** start of Exercise inputs **
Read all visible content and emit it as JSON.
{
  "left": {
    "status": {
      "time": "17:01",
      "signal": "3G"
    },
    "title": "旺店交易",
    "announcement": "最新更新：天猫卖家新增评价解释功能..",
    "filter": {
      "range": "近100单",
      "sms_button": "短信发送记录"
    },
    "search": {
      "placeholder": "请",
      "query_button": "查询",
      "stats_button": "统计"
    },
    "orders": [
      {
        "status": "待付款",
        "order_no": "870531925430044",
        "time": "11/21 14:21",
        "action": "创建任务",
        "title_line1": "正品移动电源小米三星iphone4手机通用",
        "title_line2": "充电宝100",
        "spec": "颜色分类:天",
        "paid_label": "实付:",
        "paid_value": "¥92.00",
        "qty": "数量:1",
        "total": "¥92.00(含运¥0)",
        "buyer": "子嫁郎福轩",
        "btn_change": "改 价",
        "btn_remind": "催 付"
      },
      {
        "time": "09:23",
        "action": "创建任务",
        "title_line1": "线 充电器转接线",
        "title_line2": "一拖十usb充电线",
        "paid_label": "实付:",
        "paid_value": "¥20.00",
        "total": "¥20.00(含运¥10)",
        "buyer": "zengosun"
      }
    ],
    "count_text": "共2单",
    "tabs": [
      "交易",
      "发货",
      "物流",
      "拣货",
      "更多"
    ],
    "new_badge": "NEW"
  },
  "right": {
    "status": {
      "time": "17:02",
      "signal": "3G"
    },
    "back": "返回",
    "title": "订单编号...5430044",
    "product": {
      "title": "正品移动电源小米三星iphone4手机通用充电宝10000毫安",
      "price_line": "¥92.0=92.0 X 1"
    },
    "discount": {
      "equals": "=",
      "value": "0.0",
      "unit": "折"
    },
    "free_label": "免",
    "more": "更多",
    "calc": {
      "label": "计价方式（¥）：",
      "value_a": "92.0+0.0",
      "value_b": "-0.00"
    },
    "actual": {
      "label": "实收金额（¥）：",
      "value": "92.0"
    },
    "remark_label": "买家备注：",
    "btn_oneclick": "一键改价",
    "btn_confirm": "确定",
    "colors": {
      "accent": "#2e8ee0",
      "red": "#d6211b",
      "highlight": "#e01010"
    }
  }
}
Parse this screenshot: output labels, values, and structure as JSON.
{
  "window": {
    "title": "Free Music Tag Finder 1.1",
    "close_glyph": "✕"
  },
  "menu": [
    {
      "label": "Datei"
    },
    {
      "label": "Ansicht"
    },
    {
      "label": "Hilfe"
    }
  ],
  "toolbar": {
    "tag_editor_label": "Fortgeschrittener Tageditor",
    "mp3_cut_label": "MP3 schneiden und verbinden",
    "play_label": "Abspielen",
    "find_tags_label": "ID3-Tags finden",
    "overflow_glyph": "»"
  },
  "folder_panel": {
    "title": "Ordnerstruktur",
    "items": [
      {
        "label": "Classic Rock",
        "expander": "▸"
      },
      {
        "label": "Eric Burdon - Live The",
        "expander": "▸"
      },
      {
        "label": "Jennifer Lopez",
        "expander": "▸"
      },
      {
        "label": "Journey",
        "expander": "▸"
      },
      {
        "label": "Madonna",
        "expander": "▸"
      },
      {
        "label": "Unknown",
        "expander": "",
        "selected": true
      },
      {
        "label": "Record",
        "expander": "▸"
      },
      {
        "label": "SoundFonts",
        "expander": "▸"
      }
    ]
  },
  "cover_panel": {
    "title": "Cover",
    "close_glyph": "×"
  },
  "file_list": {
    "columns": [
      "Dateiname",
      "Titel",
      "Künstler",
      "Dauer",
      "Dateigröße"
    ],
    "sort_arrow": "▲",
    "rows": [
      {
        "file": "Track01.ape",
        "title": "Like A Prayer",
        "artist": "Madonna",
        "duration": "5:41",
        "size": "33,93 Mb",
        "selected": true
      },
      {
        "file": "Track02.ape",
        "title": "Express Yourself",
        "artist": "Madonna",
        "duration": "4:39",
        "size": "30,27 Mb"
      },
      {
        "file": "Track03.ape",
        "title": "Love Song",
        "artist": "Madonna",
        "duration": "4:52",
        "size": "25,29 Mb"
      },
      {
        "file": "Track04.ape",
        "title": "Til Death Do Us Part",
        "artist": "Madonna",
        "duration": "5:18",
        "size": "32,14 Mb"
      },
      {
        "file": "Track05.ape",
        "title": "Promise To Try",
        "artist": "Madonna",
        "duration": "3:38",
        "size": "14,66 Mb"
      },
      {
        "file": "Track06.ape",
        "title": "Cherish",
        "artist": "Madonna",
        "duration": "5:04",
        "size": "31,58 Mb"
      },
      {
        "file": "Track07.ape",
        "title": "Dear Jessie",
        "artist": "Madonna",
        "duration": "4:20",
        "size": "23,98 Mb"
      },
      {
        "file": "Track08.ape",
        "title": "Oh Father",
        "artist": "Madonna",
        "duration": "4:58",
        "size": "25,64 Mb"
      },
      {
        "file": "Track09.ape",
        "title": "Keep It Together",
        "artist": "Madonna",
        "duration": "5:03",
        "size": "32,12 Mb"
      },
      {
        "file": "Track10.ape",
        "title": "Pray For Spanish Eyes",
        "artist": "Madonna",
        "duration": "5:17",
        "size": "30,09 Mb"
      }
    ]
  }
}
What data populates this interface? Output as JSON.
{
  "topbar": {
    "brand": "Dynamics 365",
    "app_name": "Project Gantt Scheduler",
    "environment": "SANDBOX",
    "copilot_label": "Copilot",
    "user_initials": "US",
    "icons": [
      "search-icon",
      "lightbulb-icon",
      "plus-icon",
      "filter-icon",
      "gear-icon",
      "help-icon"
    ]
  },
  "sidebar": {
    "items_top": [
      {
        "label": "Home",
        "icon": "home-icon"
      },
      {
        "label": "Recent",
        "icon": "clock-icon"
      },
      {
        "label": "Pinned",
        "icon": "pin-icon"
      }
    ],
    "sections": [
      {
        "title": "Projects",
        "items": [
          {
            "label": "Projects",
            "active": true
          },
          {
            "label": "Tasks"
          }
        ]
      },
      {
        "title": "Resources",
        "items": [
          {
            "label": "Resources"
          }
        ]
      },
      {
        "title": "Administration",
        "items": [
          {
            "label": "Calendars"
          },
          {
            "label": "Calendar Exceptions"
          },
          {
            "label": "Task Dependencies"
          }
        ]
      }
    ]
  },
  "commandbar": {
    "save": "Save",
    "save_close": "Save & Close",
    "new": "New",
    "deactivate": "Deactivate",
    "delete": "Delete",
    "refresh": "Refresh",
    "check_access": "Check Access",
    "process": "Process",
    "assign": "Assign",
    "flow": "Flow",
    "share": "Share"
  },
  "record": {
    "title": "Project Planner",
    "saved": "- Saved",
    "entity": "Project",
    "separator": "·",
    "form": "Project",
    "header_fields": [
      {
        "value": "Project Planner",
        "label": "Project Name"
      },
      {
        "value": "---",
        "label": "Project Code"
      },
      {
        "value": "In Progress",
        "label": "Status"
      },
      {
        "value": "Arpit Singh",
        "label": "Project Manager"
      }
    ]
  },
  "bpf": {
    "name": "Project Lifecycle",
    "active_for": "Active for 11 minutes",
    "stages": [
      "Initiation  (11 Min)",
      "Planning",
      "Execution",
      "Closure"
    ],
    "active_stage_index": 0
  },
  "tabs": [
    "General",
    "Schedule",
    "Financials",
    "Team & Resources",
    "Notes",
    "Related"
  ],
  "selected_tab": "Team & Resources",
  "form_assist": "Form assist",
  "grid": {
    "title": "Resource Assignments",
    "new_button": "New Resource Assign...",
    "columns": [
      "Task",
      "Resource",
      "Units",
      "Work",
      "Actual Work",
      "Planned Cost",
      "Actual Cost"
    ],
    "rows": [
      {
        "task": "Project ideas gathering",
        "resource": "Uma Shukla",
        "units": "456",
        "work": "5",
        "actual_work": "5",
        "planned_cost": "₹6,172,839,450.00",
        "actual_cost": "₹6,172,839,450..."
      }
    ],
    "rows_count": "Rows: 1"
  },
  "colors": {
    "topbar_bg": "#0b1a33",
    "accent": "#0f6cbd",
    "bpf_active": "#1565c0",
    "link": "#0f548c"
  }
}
** end of Exercise inputs **
Copy all lines in the listing above where the string "time" appears.

      "time": "17:01",
        "time": "11/21 14:21",
        "time": "09:23",
      "time": "17:02",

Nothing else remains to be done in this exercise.